_WHAT THIS TASK INVOLVES:_ Copy, from the entries below, each line where the word "piControl" can be found.

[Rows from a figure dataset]
— begin —
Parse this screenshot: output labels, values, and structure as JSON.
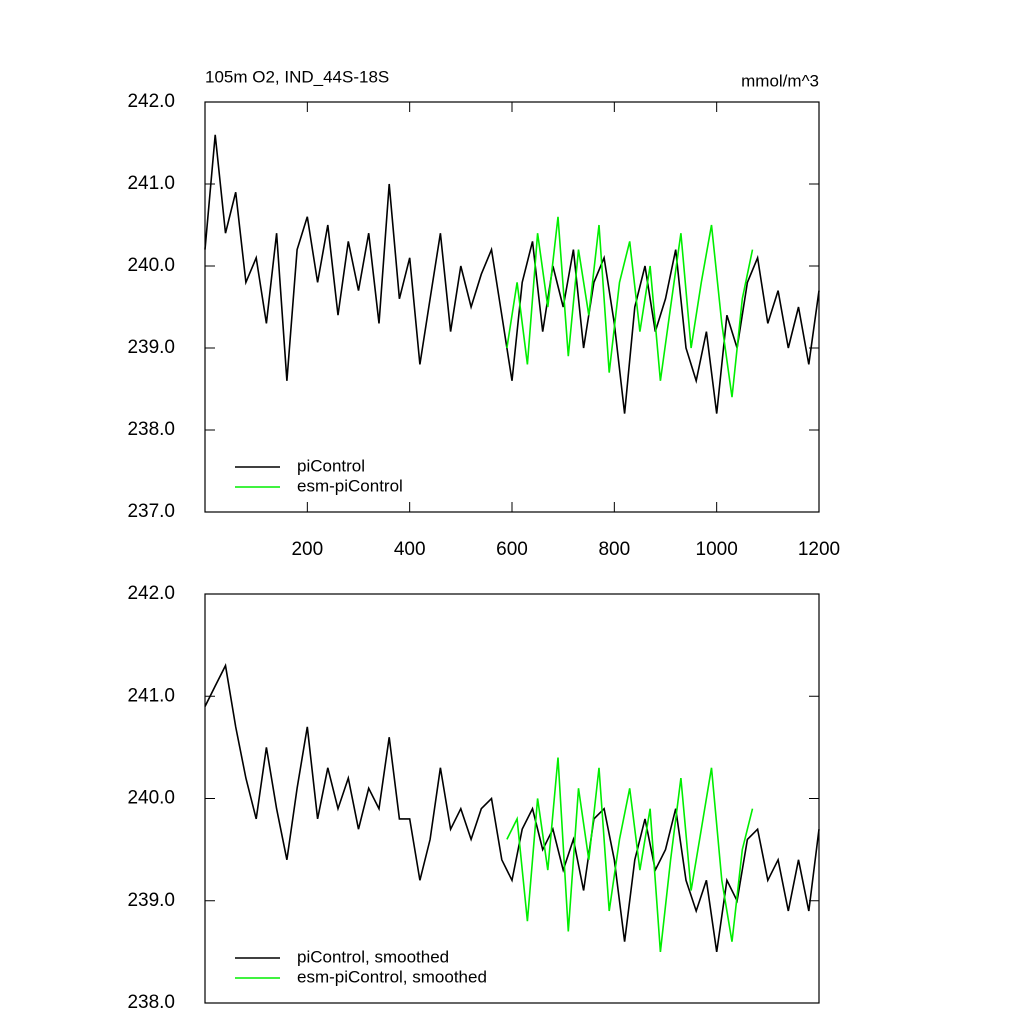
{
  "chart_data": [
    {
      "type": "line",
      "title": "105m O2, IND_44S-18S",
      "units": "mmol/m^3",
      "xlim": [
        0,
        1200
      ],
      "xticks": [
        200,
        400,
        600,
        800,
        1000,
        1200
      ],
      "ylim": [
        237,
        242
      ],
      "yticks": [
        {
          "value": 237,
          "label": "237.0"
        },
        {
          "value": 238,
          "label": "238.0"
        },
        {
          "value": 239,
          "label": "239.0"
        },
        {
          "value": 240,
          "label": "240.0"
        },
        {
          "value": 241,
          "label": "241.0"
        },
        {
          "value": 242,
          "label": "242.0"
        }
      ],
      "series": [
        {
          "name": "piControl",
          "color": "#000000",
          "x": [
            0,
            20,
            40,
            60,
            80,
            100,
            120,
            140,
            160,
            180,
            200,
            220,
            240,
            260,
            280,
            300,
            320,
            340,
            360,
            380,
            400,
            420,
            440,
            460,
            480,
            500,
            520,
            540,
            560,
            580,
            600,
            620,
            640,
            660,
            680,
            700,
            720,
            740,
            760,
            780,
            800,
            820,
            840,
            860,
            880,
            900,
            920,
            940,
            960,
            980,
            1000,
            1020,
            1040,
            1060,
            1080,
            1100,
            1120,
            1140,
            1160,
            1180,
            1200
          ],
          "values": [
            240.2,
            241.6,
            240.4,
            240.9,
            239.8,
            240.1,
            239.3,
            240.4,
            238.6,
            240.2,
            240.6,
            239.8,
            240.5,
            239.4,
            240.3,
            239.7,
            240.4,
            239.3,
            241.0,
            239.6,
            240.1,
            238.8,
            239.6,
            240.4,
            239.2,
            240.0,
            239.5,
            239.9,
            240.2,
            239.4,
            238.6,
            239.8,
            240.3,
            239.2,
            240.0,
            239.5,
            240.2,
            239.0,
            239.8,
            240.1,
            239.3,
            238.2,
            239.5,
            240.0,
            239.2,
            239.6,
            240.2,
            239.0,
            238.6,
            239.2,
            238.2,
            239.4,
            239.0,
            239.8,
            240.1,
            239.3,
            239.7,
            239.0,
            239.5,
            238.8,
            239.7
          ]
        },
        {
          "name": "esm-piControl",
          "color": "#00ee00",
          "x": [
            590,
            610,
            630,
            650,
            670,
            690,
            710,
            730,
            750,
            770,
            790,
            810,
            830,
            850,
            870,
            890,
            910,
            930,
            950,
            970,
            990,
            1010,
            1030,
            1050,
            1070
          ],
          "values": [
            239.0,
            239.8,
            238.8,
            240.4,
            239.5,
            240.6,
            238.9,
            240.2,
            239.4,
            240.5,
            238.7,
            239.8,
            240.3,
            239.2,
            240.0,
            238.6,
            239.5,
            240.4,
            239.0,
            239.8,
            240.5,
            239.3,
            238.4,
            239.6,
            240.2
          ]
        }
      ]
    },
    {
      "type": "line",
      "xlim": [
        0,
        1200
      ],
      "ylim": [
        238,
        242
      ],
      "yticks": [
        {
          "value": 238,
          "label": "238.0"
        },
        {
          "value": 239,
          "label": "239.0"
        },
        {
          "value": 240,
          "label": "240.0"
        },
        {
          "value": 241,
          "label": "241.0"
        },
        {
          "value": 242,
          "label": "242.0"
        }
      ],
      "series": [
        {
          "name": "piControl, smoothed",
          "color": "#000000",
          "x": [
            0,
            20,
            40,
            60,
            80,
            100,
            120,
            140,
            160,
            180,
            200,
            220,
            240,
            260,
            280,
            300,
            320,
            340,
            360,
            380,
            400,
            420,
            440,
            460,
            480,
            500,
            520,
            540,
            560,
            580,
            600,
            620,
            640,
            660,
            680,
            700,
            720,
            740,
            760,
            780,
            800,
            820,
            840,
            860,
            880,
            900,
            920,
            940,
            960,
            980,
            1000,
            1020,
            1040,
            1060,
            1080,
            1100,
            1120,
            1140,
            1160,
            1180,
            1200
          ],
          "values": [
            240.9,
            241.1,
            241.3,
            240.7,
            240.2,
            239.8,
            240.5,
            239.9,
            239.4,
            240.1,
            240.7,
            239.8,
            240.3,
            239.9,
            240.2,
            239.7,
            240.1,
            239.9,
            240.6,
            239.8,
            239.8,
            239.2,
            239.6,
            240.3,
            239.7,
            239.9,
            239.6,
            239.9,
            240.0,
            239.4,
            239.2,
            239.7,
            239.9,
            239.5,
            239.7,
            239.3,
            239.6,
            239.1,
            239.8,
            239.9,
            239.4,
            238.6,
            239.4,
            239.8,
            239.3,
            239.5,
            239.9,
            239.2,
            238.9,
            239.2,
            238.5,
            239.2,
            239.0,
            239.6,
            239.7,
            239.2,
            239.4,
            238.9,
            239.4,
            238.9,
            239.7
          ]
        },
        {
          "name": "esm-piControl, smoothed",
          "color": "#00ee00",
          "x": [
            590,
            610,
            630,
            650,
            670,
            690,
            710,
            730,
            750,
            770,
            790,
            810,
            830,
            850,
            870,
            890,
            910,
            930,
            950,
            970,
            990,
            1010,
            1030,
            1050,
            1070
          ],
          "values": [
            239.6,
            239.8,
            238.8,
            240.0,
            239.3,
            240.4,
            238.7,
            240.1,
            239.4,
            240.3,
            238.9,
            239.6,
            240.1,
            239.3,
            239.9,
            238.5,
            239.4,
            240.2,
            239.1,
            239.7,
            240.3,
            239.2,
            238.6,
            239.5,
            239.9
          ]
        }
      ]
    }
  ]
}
— end —
_FINISHED TASK:_
          "name": "piControl",
          "name": "esm-piControl",
          "name": "piControl, smoothed",
          "name": "esm-piControl, smoothed",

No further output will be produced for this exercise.